* [Task input]:

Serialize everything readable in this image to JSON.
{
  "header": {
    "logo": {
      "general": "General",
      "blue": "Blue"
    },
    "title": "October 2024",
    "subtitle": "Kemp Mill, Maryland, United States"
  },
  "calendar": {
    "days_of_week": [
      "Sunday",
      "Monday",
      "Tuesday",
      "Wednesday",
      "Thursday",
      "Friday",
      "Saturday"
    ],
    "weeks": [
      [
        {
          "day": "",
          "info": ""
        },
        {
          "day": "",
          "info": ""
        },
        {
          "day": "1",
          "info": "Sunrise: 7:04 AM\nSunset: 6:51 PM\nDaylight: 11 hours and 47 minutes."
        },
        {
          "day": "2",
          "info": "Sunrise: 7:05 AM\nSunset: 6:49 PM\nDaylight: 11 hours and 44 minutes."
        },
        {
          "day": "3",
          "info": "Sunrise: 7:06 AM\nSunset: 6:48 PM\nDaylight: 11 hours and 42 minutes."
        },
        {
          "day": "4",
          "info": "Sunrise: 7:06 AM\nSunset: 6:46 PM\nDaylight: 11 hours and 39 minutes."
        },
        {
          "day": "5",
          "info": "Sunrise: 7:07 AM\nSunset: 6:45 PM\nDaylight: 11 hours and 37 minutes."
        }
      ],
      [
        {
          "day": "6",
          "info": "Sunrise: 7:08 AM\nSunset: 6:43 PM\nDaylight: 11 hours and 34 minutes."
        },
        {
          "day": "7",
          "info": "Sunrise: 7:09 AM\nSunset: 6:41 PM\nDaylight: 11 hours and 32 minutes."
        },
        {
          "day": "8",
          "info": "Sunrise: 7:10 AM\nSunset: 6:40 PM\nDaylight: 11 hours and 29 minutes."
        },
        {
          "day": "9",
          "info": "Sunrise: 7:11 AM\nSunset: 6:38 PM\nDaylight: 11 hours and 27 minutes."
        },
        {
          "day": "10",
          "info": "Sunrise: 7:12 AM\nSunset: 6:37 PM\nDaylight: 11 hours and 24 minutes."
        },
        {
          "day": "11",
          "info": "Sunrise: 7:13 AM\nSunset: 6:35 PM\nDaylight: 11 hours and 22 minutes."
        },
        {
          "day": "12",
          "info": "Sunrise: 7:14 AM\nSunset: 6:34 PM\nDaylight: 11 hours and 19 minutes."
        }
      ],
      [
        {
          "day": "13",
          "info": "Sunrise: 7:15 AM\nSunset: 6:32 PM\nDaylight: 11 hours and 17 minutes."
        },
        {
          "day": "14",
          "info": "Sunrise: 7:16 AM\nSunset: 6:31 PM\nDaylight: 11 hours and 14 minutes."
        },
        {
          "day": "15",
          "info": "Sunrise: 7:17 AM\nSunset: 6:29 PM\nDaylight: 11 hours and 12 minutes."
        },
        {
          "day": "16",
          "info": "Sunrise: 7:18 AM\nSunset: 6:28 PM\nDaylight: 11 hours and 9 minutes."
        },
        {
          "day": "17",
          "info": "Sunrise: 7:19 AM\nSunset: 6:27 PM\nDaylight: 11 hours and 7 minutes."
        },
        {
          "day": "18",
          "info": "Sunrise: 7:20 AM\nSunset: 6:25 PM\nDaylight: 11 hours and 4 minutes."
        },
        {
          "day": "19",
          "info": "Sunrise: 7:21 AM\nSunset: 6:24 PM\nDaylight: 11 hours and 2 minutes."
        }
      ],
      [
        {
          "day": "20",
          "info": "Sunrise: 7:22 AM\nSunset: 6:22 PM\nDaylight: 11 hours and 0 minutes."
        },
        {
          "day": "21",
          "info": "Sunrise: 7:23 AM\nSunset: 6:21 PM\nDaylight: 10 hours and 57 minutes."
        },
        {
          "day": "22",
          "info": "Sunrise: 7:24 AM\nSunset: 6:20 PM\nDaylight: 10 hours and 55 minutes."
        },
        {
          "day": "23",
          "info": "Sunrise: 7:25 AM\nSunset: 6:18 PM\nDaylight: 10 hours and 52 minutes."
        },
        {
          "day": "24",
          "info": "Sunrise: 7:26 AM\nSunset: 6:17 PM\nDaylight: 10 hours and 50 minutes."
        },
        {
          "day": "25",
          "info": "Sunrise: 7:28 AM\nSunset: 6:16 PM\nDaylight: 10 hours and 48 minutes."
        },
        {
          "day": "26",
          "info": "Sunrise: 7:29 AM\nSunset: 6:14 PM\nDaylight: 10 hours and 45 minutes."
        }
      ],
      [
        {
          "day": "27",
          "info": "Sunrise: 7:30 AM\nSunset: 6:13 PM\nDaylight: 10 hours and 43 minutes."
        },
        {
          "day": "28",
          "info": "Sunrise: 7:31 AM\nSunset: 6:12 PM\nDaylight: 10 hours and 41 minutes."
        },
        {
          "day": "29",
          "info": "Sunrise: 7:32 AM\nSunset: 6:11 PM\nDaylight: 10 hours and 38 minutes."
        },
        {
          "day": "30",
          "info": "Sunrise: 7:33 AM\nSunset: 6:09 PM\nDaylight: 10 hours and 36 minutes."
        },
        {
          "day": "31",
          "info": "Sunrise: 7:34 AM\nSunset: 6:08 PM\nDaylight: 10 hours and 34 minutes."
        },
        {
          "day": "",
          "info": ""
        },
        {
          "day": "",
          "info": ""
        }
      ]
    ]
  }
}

* [Exercise directions]: Repeat the listing exactly, from its first line to its last.

* [Result of this task]:
Serialize everything readable in this image to JSON.
{
  "header": {
    "logo": {
      "general": "General",
      "blue": "Blue"
    },
    "title": "October 2024",
    "subtitle": "Kemp Mill, Maryland, United States"
  },
  "calendar": {
    "days_of_week": [
      "Sunday",
      "Monday",
      "Tuesday",
      "Wednesday",
      "Thursday",
      "Friday",
      "Saturday"
    ],
    "weeks": [
      [
        {
          "day": "",
          "info": ""
        },
        {
          "day": "",
          "info": ""
        },
        {
          "day": "1",
          "info": "Sunrise: 7:04 AM\nSunset: 6:51 PM\nDaylight: 11 hours and 47 minutes."
        },
        {
          "day": "2",
          "info": "Sunrise: 7:05 AM\nSunset: 6:49 PM\nDaylight: 11 hours and 44 minutes."
        },
        {
          "day": "3",
          "info": "Sunrise: 7:06 AM\nSunset: 6:48 PM\nDaylight: 11 hours and 42 minutes."
        },
        {
          "day": "4",
          "info": "Sunrise: 7:06 AM\nSunset: 6:46 PM\nDaylight: 11 hours and 39 minutes."
        },
        {
          "day": "5",
          "info": "Sunrise: 7:07 AM\nSunset: 6:45 PM\nDaylight: 11 hours and 37 minutes."
        }
      ],
      [
        {
          "day": "6",
          "info": "Sunrise: 7:08 AM\nSunset: 6:43 PM\nDaylight: 11 hours and 34 minutes."
        },
        {
          "day": "7",
          "info": "Sunrise: 7:09 AM\nSunset: 6:41 PM\nDaylight: 11 hours and 32 minutes."
        },
        {
          "day": "8",
          "info": "Sunrise: 7:10 AM\nSunset: 6:40 PM\nDaylight: 11 hours and 29 minutes."
        },
        {
          "day": "9",
          "info": "Sunrise: 7:11 AM\nSunset: 6:38 PM\nDaylight: 11 hours and 27 minutes."
        },
        {
          "day": "10",
          "info": "Sunrise: 7:12 AM\nSunset: 6:37 PM\nDaylight: 11 hours and 24 minutes."
        },
        {
          "day": "11",
          "info": "Sunrise: 7:13 AM\nSunset: 6:35 PM\nDaylight: 11 hours and 22 minutes."
        },
        {
          "day": "12",
          "info": "Sunrise: 7:14 AM\nSunset: 6:34 PM\nDaylight: 11 hours and 19 minutes."
        }
      ],
      [
        {
          "day": "13",
          "info": "Sunrise: 7:15 AM\nSunset: 6:32 PM\nDaylight: 11 hours and 17 minutes."
        },
        {
          "day": "14",
          "info": "Sunrise: 7:16 AM\nSunset: 6:31 PM\nDaylight: 11 hours and 14 minutes."
        },
        {
          "day": "15",
          "info": "Sunrise: 7:17 AM\nSunset: 6:29 PM\nDaylight: 11 hours and 12 minutes."
        },
        {
          "day": "16",
          "info": "Sunrise: 7:18 AM\nSunset: 6:28 PM\nDaylight: 11 hours and 9 minutes."
        },
        {
          "day": "17",
          "info": "Sunrise: 7:19 AM\nSunset: 6:27 PM\nDaylight: 11 hours and 7 minutes."
        },
        {
          "day": "18",
          "info": "Sunrise: 7:20 AM\nSunset: 6:25 PM\nDaylight: 11 hours and 4 minutes."
        },
        {
          "day": "19",
          "info": "Sunrise: 7:21 AM\nSunset: 6:24 PM\nDaylight: 11 hours and 2 minutes."
        }
      ],
      [
        {
          "day": "20",
          "info": "Sunrise: 7:22 AM\nSunset: 6:22 PM\nDaylight: 11 hours and 0 minutes."
        },
        {
          "day": "21",
          "info": "Sunrise: 7:23 AM\nSunset: 6:21 PM\nDaylight: 10 hours and 57 minutes."
        },
        {
          "day": "22",
          "info": "Sunrise: 7:24 AM\nSunset: 6:20 PM\nDaylight: 10 hours and 55 minutes."
        },
        {
          "day": "23",
          "info": "Sunrise: 7:25 AM\nSunset: 6:18 PM\nDaylight: 10 hours and 52 minutes."
        },
        {
          "day": "24",
          "info": "Sunrise: 7:26 AM\nSunset: 6:17 PM\nDaylight: 10 hours and 50 minutes."
        },
        {
          "day": "25",
          "info": "Sunrise: 7:28 AM\nSunset: 6:16 PM\nDaylight: 10 hours and 48 minutes."
        },
        {
          "day": "26",
          "info": "Sunrise: 7:29 AM\nSunset: 6:14 PM\nDaylight: 10 hours and 45 minutes."
        }
      ],
      [
        {
          "day": "27",
          "info": "Sunrise: 7:30 AM\nSunset: 6:13 PM\nDaylight: 10 hours and 43 minutes."
        },
        {
          "day": "28",
          "info": "Sunrise: 7:31 AM\nSunset: 6:12 PM\nDaylight: 10 hours and 41 minutes."
        },
        {
          "day": "29",
          "info": "Sunrise: 7:32 AM\nSunset: 6:11 PM\nDaylight: 10 hours and 38 minutes."
        },
        {
          "day": "30",
          "info": "Sunrise: 7:33 AM\nSunset: 6:09 PM\nDaylight: 10 hours and 36 minutes."
        },
        {
          "day": "31",
          "info": "Sunrise: 7:34 AM\nSunset: 6:08 PM\nDaylight: 10 hours and 34 minutes."
        },
        {
          "day": "",
          "info": ""
        },
        {
          "day": "",
          "info": ""
        }
      ]
    ]
  }
}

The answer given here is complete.